Collected data>
------------------------------------

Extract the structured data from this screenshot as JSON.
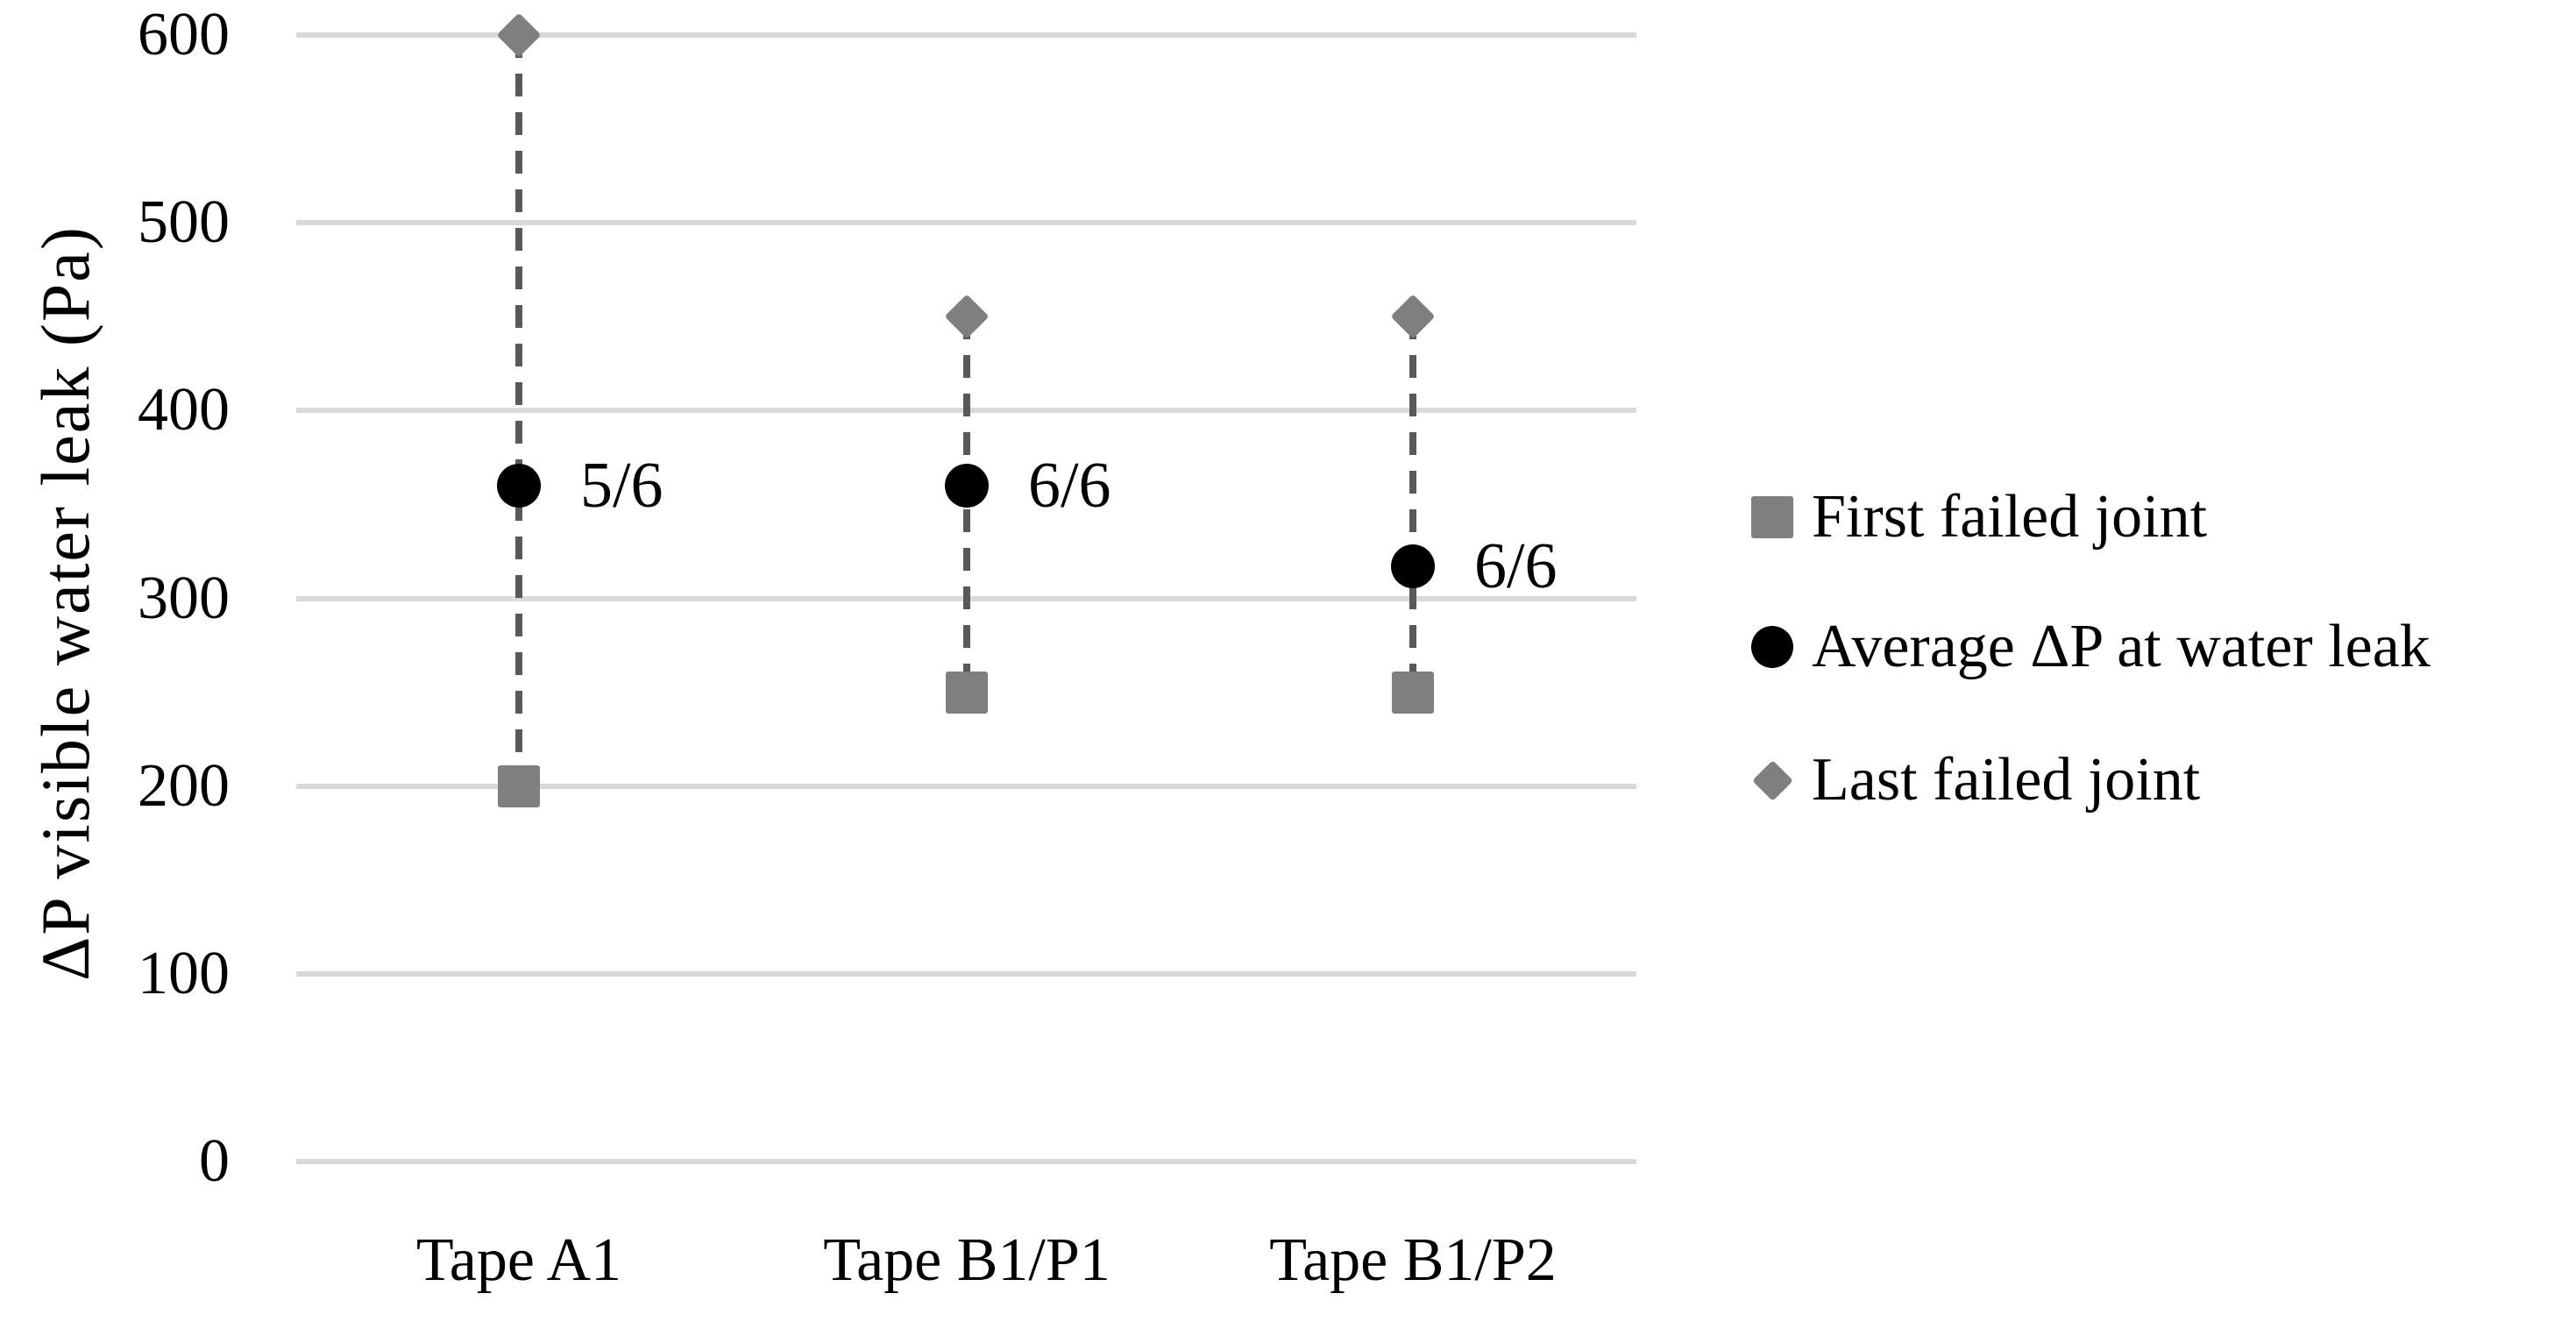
{
  "chart_data": {
    "type": "scatter",
    "title": "",
    "xlabel": "",
    "ylabel": "ΔP visible water leak (Pa)",
    "categories": [
      "Tape A1",
      "Tape B1/P1",
      "Tape B1/P2"
    ],
    "ylim": [
      0,
      600
    ],
    "y_ticks": [
      0,
      100,
      200,
      300,
      400,
      500,
      600
    ],
    "grid": "horizontal-only",
    "legend_position": "right-middle",
    "series": [
      {
        "name": "First failed joint",
        "marker": "square",
        "color": "#7F7F7F",
        "values": [
          200,
          250,
          250
        ]
      },
      {
        "name": "Average ΔP at water leak",
        "marker": "circle",
        "color": "#000000",
        "values": [
          360,
          360,
          317
        ]
      },
      {
        "name": "Last failed joint",
        "marker": "diamond",
        "color": "#7F7F7F",
        "values": [
          600,
          450,
          450
        ]
      }
    ],
    "data_labels": {
      "attached_to_series": "Average ΔP at water leak",
      "labels": [
        "5/6",
        "6/6",
        "6/6"
      ]
    },
    "connectors": {
      "style": "dashed",
      "color": "#595959",
      "spans": "from Last failed joint down to First failed joint per category"
    }
  },
  "colors": {
    "background": "#FFFFFF",
    "gridline": "#D9D9D9",
    "marker_gray": "#7F7F7F",
    "connector_dash": "#595959",
    "text": "#000000"
  }
}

------------------------------------

Problem statement>
Repeat each entry precisely as it appears. Leave the pictures out.

Output of the exercise>
Extract the structured data from this screenshot as JSON.
{
  "chart_data": {
    "type": "scatter",
    "title": "",
    "xlabel": "",
    "ylabel": "ΔP visible water leak (Pa)",
    "categories": [
      "Tape A1",
      "Tape B1/P1",
      "Tape B1/P2"
    ],
    "ylim": [
      0,
      600
    ],
    "y_ticks": [
      0,
      100,
      200,
      300,
      400,
      500,
      600
    ],
    "grid": "horizontal-only",
    "legend_position": "right-middle",
    "series": [
      {
        "name": "First failed joint",
        "marker": "square",
        "color": "#7F7F7F",
        "values": [
          200,
          250,
          250
        ]
      },
      {
        "name": "Average ΔP at water leak",
        "marker": "circle",
        "color": "#000000",
        "values": [
          360,
          360,
          317
        ]
      },
      {
        "name": "Last failed joint",
        "marker": "diamond",
        "color": "#7F7F7F",
        "values": [
          600,
          450,
          450
        ]
      }
    ],
    "data_labels": {
      "attached_to_series": "Average ΔP at water leak",
      "labels": [
        "5/6",
        "6/6",
        "6/6"
      ]
    },
    "connectors": {
      "style": "dashed",
      "color": "#595959",
      "spans": "from Last failed joint down to First failed joint per category"
    }
  },
  "colors": {
    "background": "#FFFFFF",
    "gridline": "#D9D9D9",
    "marker_gray": "#7F7F7F",
    "connector_dash": "#595959",
    "text": "#000000"
  }
}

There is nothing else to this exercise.